This exercise asks for every record to be output again exactly.
-*-
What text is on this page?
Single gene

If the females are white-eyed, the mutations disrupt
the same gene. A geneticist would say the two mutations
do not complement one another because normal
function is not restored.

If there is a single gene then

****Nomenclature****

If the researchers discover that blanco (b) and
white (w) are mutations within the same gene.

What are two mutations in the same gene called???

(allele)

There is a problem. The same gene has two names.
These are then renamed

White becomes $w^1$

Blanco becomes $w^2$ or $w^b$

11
-*-
Answer to the exercise →
What text is on this page?
Single gene

If the females are white-eyed, the mutations disrupt
the same gene. A geneticist would say the two mutations
do not complement one another because normal
function is not restored.

If there is a single gene then

****Nomenclature****

If the researchers discover that blanco (b) and
white (w) are mutations within the same gene.

What are two mutations in the same gene called???

(allele)

There is a problem. The same gene has two names.
These are then renamed

White becomes $w^1$

Blanco becomes $w^2$ or $w^b$

11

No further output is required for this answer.